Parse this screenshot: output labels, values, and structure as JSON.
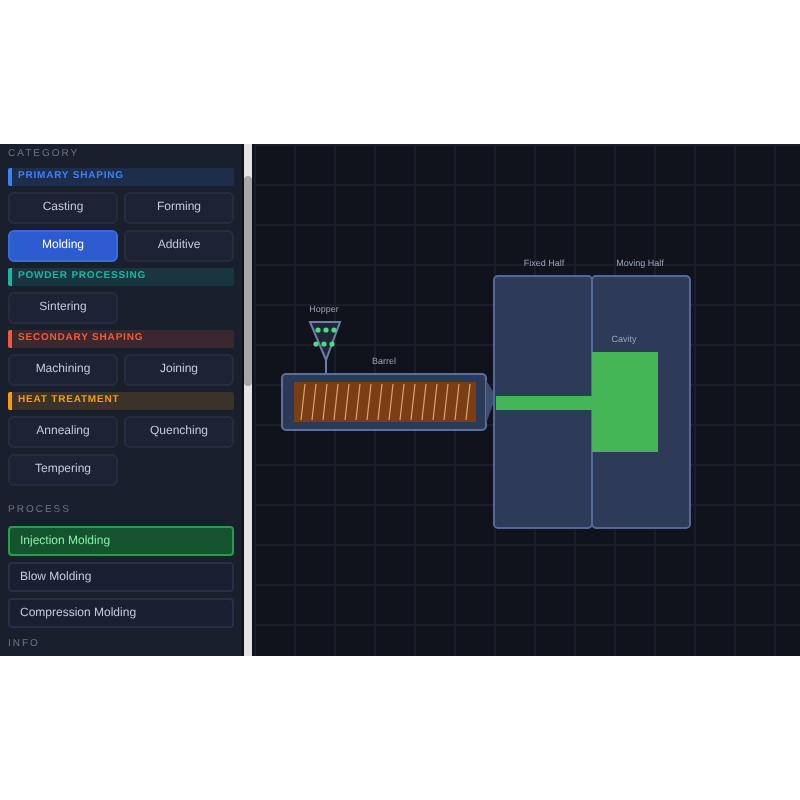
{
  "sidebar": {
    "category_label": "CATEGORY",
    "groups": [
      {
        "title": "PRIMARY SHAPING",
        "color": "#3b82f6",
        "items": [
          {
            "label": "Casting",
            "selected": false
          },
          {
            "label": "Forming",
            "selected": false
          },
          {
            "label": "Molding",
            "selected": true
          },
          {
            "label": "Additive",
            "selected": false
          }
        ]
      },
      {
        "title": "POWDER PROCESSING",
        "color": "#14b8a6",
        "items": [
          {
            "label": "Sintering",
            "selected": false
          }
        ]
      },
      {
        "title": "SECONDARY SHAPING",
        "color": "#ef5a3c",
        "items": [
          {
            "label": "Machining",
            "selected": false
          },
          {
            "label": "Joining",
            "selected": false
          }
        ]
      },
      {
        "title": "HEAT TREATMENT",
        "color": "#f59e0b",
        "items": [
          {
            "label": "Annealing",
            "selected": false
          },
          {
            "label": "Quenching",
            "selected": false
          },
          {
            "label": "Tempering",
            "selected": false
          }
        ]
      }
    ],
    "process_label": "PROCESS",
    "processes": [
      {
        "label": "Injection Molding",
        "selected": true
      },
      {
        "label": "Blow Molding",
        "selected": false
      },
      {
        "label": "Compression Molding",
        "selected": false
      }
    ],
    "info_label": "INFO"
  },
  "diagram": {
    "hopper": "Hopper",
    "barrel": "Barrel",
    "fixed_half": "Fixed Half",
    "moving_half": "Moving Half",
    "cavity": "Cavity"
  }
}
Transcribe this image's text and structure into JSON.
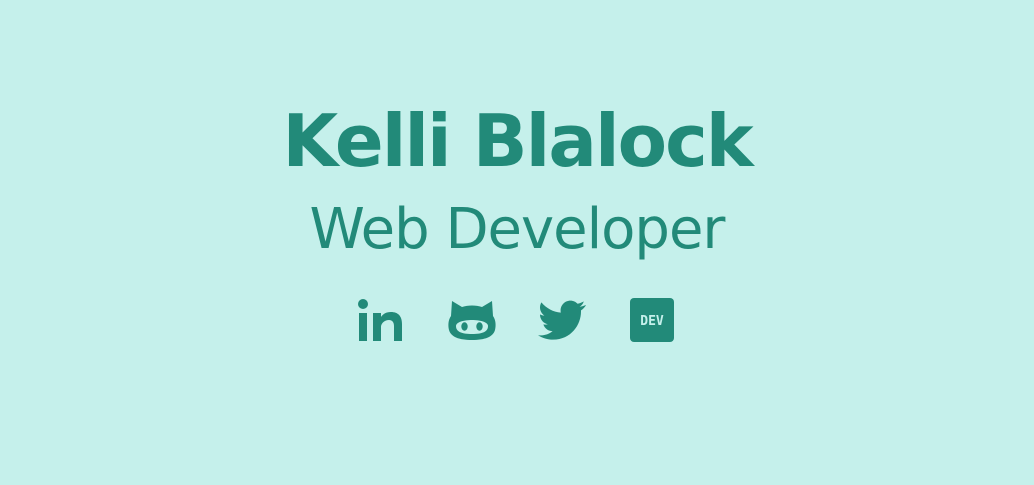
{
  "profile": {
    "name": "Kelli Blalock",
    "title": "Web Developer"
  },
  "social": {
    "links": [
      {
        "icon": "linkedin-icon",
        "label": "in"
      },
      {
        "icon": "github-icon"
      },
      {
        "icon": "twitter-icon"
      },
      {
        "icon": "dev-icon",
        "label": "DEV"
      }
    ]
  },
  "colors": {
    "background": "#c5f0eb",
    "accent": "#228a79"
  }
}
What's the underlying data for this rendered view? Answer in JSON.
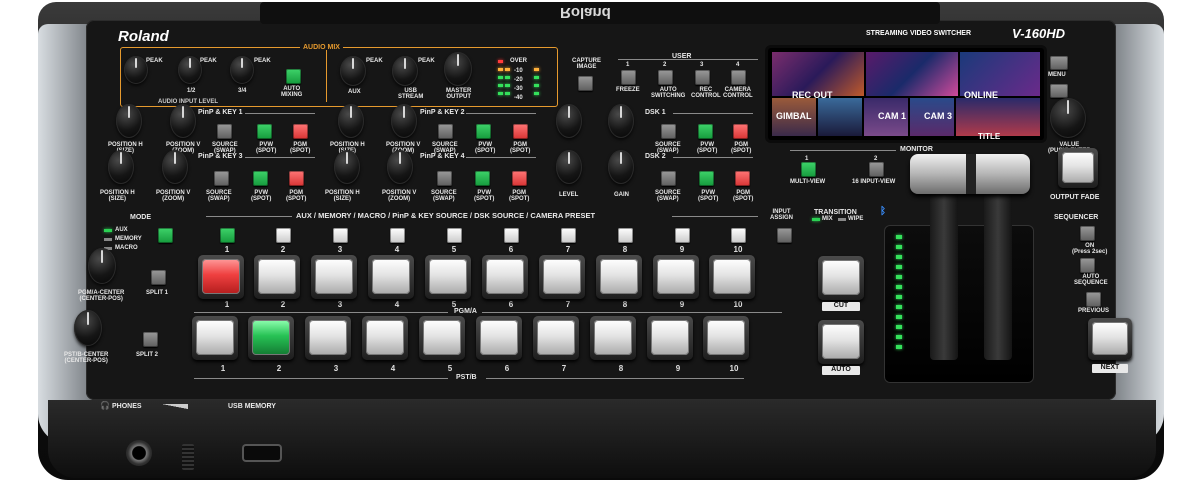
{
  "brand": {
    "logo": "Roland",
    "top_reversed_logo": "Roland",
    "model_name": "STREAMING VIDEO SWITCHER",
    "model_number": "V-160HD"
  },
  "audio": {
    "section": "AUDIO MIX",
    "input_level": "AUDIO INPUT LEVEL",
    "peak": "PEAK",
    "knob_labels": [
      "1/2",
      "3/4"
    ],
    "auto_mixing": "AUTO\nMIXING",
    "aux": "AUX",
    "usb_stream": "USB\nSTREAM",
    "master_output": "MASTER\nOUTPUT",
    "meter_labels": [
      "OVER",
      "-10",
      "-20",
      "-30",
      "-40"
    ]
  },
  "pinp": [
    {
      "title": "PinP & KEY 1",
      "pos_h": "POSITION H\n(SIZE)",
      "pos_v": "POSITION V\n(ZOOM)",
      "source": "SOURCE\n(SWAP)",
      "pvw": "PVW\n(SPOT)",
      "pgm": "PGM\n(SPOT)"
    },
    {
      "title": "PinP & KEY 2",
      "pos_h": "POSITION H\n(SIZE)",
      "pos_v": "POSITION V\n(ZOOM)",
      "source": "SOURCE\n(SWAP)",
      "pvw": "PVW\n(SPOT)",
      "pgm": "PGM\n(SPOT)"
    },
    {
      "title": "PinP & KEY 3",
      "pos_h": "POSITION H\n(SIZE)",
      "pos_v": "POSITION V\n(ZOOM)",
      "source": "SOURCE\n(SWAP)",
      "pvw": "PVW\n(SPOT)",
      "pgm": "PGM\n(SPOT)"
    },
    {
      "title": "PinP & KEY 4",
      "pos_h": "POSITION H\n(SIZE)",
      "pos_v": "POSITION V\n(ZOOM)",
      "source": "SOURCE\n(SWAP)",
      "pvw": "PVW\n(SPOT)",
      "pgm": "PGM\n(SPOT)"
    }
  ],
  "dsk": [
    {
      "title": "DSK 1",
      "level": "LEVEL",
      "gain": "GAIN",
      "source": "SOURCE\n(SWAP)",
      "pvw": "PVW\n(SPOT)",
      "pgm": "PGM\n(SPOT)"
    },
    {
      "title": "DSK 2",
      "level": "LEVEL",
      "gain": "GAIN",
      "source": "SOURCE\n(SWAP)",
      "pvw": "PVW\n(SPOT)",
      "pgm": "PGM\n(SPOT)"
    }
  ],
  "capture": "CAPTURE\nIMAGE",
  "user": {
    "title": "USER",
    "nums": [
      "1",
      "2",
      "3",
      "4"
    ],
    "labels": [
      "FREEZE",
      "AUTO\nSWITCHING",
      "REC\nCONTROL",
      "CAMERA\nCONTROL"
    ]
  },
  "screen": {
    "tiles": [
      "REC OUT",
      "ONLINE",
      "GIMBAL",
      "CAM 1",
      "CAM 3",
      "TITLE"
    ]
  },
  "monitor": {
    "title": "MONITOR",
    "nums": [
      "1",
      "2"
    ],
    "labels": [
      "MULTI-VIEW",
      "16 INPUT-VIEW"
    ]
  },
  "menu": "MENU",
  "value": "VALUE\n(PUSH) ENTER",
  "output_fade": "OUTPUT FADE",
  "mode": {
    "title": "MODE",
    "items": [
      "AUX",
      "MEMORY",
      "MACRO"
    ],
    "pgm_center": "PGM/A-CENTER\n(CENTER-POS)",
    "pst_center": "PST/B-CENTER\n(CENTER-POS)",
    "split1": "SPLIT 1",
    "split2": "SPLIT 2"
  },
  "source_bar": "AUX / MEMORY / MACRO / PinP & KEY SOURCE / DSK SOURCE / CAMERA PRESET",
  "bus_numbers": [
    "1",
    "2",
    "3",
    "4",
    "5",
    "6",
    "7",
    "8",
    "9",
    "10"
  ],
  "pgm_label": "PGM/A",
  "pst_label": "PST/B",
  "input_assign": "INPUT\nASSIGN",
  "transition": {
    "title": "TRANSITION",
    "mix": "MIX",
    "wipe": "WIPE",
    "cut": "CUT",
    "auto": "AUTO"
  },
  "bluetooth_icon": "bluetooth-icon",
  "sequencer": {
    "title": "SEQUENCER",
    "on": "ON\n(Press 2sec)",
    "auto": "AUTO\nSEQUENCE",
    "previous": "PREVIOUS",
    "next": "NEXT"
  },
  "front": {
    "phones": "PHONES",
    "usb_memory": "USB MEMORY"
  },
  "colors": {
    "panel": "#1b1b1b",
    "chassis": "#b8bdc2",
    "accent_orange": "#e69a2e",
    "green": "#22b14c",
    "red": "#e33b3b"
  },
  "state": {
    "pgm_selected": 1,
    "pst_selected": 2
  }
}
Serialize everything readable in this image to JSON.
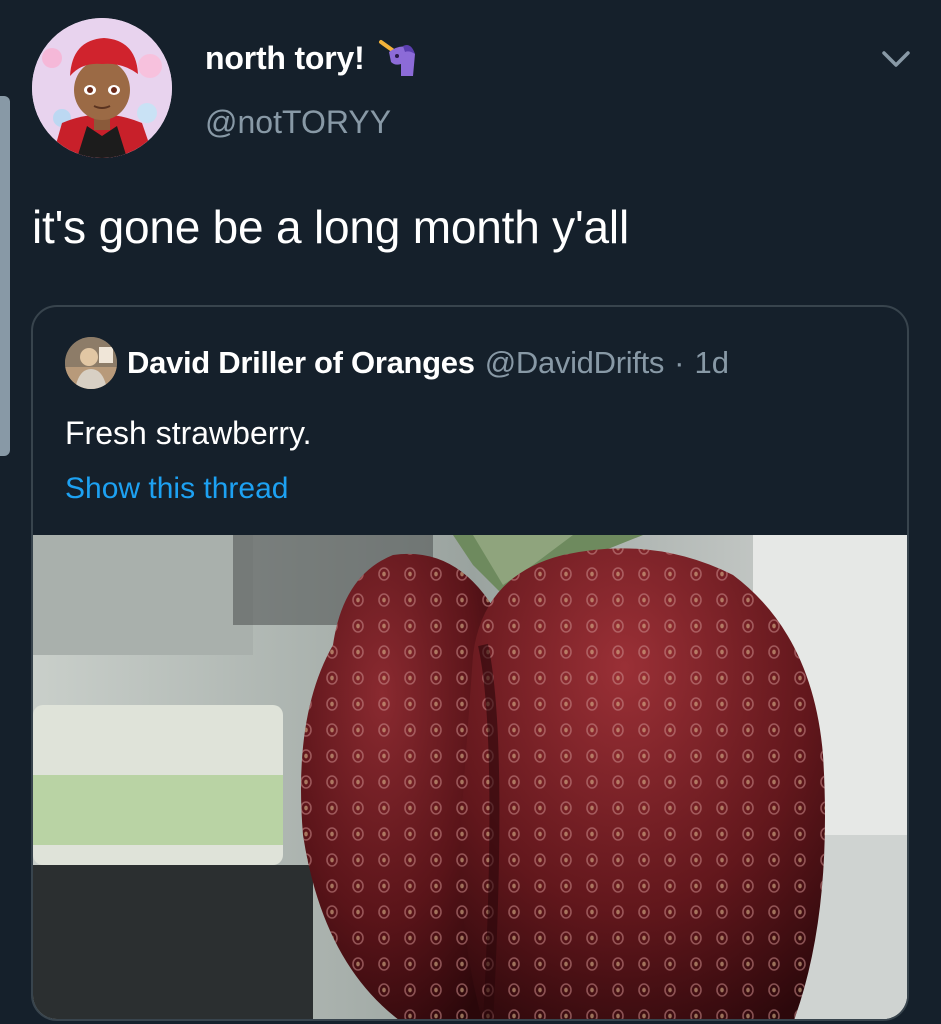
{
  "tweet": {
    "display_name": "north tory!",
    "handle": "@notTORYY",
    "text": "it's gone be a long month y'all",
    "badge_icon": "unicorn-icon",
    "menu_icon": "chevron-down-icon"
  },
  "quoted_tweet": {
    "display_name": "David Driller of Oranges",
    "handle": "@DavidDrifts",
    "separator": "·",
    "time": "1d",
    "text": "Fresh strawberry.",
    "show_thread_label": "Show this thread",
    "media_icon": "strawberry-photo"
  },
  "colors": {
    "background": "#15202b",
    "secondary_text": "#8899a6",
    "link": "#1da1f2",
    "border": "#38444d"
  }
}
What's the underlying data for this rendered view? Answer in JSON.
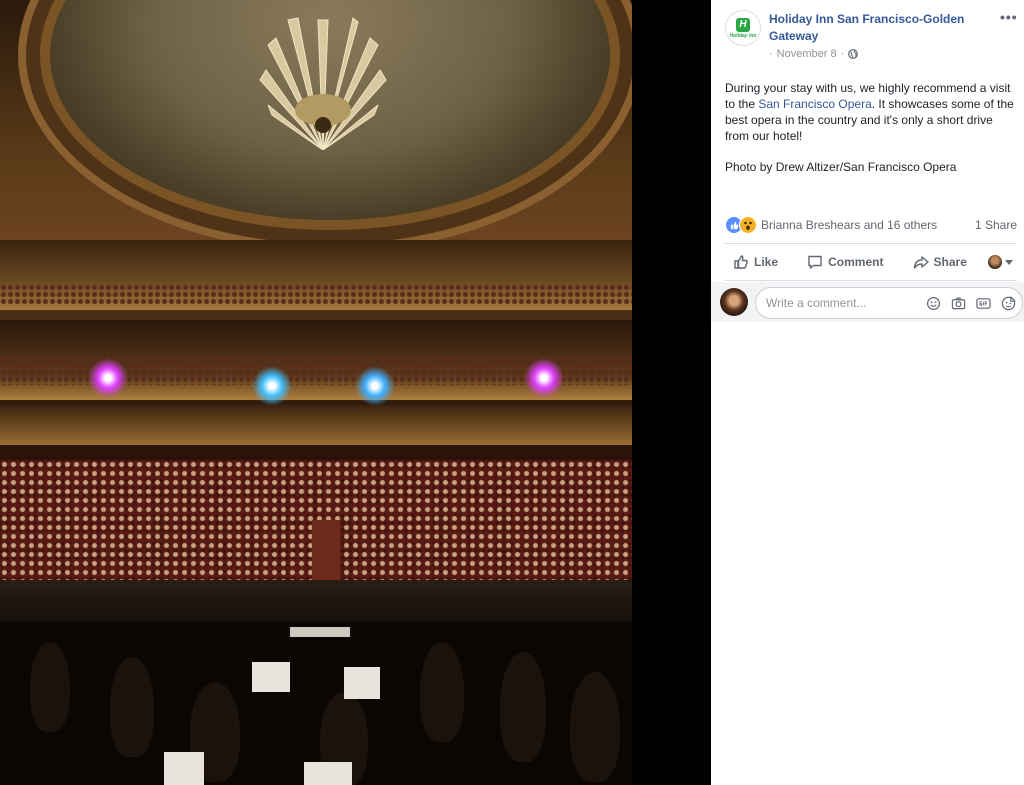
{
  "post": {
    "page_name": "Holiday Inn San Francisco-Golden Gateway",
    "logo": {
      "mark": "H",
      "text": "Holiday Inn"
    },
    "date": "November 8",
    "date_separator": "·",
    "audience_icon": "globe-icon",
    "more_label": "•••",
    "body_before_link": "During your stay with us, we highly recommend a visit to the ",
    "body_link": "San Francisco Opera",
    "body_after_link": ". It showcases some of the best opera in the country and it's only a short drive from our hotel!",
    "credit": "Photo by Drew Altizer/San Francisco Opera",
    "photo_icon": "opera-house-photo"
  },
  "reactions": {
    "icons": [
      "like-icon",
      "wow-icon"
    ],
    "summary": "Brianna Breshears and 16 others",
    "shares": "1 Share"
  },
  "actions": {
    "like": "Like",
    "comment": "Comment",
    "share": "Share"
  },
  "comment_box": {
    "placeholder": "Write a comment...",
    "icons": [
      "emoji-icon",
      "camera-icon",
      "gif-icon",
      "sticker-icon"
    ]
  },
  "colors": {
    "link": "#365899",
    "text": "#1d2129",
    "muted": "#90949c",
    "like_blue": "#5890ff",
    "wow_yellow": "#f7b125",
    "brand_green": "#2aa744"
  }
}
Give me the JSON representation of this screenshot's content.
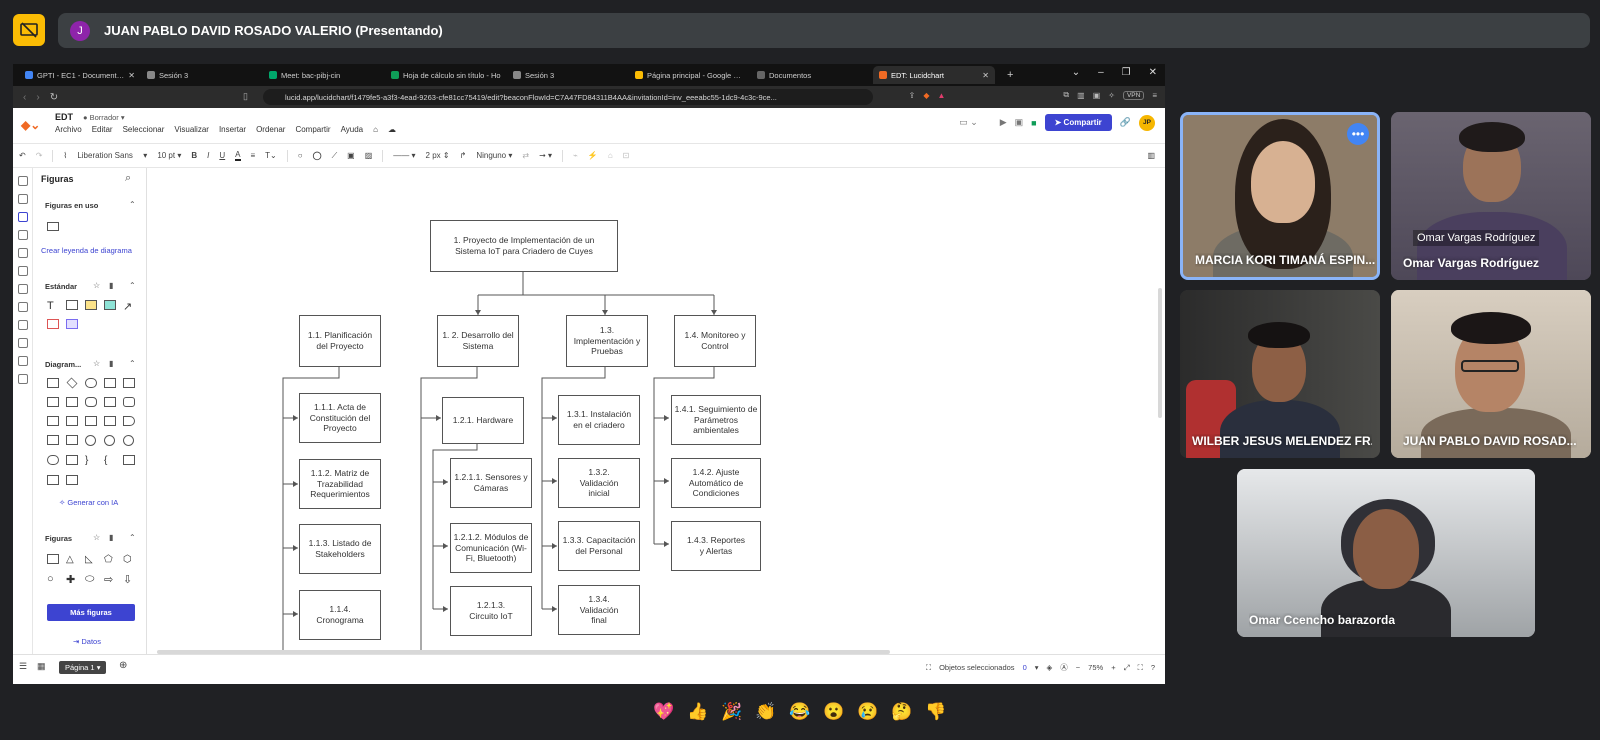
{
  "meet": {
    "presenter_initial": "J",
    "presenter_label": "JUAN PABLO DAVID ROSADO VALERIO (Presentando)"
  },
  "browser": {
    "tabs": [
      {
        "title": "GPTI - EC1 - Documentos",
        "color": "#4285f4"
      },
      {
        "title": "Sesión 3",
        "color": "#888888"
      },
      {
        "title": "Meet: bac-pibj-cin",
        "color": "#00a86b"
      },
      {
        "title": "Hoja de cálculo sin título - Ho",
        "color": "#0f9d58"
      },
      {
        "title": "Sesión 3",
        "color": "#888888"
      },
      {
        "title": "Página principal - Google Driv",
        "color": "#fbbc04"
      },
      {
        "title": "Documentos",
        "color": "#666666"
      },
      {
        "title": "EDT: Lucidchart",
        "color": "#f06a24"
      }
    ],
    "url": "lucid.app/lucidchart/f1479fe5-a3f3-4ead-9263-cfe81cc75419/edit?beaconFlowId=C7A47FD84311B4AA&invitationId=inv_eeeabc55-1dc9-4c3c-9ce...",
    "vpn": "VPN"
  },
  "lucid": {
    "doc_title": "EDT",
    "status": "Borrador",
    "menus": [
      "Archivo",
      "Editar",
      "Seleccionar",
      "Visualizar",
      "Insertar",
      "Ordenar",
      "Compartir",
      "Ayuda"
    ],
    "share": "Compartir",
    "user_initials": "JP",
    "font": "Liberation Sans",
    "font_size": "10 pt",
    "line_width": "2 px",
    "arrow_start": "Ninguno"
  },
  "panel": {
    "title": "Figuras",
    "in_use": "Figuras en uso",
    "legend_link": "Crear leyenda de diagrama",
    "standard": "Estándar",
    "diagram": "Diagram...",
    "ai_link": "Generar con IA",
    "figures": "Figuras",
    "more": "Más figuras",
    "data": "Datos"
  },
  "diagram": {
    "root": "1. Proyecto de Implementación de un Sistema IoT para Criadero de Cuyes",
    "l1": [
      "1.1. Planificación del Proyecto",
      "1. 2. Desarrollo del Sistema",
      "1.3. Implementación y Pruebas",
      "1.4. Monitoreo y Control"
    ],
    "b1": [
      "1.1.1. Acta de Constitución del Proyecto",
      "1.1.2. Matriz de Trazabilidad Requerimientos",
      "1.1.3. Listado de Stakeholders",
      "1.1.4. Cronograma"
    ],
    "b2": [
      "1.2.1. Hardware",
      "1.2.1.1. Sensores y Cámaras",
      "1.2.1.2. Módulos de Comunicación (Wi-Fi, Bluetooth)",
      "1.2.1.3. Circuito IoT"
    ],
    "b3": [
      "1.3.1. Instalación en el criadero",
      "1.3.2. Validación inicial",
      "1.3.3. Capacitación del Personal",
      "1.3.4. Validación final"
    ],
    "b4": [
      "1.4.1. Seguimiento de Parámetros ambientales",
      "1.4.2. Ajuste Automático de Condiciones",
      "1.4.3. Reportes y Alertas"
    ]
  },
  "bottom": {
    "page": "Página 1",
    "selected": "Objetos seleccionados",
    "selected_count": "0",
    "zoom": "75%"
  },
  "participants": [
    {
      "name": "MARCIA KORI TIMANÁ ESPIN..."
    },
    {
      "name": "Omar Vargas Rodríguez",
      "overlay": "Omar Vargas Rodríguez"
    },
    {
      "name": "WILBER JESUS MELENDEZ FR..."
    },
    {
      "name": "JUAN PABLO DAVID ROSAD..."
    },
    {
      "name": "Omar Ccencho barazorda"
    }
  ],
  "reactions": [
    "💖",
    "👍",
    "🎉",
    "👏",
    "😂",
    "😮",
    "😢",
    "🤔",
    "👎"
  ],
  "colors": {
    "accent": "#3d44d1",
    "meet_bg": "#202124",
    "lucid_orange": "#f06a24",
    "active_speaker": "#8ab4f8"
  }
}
|---|
| Exercise goal |
Show each line holding the word "MACRO".

| Exercise solution |
      "MACRO"
  "source_bar": "AUX / MEMORY / MACRO / PinP & KEY SOURCE / DSK SOURCE / CAMERA PRESET",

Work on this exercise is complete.